> PROMPT
Output the records exactly as they appear, with no pictures included.

"""

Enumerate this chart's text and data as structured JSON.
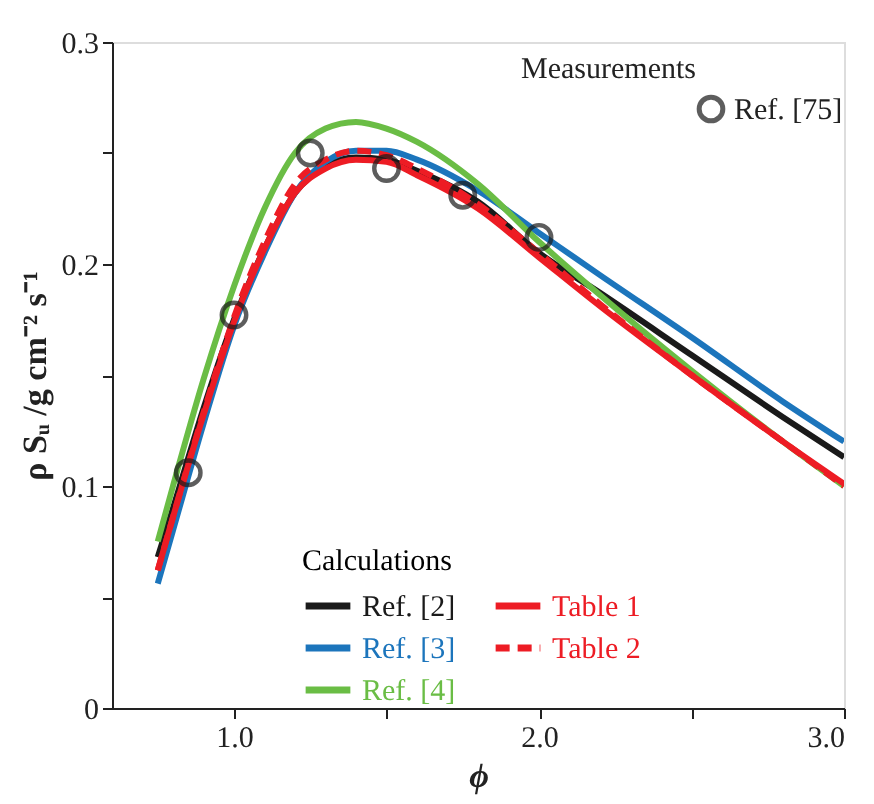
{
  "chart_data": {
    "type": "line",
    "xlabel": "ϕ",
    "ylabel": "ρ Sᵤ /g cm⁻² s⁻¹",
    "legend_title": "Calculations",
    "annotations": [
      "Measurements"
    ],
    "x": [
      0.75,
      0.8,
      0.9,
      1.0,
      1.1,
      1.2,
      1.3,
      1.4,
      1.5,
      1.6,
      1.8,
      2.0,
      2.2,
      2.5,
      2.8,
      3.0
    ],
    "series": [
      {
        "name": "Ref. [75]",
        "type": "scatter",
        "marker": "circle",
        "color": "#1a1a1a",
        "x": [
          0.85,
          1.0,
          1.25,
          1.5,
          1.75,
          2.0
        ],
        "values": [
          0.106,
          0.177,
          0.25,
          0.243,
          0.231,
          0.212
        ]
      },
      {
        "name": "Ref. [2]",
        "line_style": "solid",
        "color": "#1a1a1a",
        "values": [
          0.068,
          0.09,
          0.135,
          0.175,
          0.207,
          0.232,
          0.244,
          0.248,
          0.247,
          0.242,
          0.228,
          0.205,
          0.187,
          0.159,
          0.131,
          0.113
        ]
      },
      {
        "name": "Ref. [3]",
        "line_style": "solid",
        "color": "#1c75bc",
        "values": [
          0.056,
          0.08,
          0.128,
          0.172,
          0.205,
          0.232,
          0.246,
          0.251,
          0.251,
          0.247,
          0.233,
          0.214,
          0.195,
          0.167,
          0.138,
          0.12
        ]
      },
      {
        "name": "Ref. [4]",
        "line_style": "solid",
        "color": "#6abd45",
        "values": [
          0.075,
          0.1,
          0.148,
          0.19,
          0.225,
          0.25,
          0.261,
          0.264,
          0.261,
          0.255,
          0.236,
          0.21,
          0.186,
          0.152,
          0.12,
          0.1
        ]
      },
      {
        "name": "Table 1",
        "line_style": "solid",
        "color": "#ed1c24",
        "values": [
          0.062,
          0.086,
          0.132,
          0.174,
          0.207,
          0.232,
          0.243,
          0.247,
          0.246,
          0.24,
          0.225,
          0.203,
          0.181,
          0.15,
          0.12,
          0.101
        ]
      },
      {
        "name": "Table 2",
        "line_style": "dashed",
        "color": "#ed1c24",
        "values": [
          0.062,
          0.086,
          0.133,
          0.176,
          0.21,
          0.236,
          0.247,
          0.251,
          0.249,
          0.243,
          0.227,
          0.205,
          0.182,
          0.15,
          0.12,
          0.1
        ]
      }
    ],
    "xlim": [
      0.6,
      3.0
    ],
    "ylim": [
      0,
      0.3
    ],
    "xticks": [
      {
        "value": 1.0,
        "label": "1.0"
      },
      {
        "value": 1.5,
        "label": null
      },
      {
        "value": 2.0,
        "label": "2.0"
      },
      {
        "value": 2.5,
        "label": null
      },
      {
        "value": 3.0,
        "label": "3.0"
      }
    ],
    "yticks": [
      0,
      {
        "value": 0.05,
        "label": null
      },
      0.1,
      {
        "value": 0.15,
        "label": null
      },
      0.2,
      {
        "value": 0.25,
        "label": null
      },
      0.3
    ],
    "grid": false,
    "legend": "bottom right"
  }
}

"""

> OUTPUT BELOW
Enumerate this chart's text and data as structured JSON.
{
  "chart_data": {
    "type": "line",
    "xlabel": "ϕ",
    "ylabel": "ρ Sᵤ /g cm⁻² s⁻¹",
    "legend_title": "Calculations",
    "annotations": [
      "Measurements"
    ],
    "x": [
      0.75,
      0.8,
      0.9,
      1.0,
      1.1,
      1.2,
      1.3,
      1.4,
      1.5,
      1.6,
      1.8,
      2.0,
      2.2,
      2.5,
      2.8,
      3.0
    ],
    "series": [
      {
        "name": "Ref. [75]",
        "type": "scatter",
        "marker": "circle",
        "color": "#1a1a1a",
        "x": [
          0.85,
          1.0,
          1.25,
          1.5,
          1.75,
          2.0
        ],
        "values": [
          0.106,
          0.177,
          0.25,
          0.243,
          0.231,
          0.212
        ]
      },
      {
        "name": "Ref. [2]",
        "line_style": "solid",
        "color": "#1a1a1a",
        "values": [
          0.068,
          0.09,
          0.135,
          0.175,
          0.207,
          0.232,
          0.244,
          0.248,
          0.247,
          0.242,
          0.228,
          0.205,
          0.187,
          0.159,
          0.131,
          0.113
        ]
      },
      {
        "name": "Ref. [3]",
        "line_style": "solid",
        "color": "#1c75bc",
        "values": [
          0.056,
          0.08,
          0.128,
          0.172,
          0.205,
          0.232,
          0.246,
          0.251,
          0.251,
          0.247,
          0.233,
          0.214,
          0.195,
          0.167,
          0.138,
          0.12
        ]
      },
      {
        "name": "Ref. [4]",
        "line_style": "solid",
        "color": "#6abd45",
        "values": [
          0.075,
          0.1,
          0.148,
          0.19,
          0.225,
          0.25,
          0.261,
          0.264,
          0.261,
          0.255,
          0.236,
          0.21,
          0.186,
          0.152,
          0.12,
          0.1
        ]
      },
      {
        "name": "Table 1",
        "line_style": "solid",
        "color": "#ed1c24",
        "values": [
          0.062,
          0.086,
          0.132,
          0.174,
          0.207,
          0.232,
          0.243,
          0.247,
          0.246,
          0.24,
          0.225,
          0.203,
          0.181,
          0.15,
          0.12,
          0.101
        ]
      },
      {
        "name": "Table 2",
        "line_style": "dashed",
        "color": "#ed1c24",
        "values": [
          0.062,
          0.086,
          0.133,
          0.176,
          0.21,
          0.236,
          0.247,
          0.251,
          0.249,
          0.243,
          0.227,
          0.205,
          0.182,
          0.15,
          0.12,
          0.1
        ]
      }
    ],
    "xlim": [
      0.6,
      3.0
    ],
    "ylim": [
      0,
      0.3
    ],
    "xticks": [
      {
        "value": 1.0,
        "label": "1.0"
      },
      {
        "value": 1.5,
        "label": null
      },
      {
        "value": 2.0,
        "label": "2.0"
      },
      {
        "value": 2.5,
        "label": null
      },
      {
        "value": 3.0,
        "label": "3.0"
      }
    ],
    "yticks": [
      0,
      {
        "value": 0.05,
        "label": null
      },
      0.1,
      {
        "value": 0.15,
        "label": null
      },
      0.2,
      {
        "value": 0.25,
        "label": null
      },
      0.3
    ],
    "grid": false,
    "legend": "bottom right"
  }
}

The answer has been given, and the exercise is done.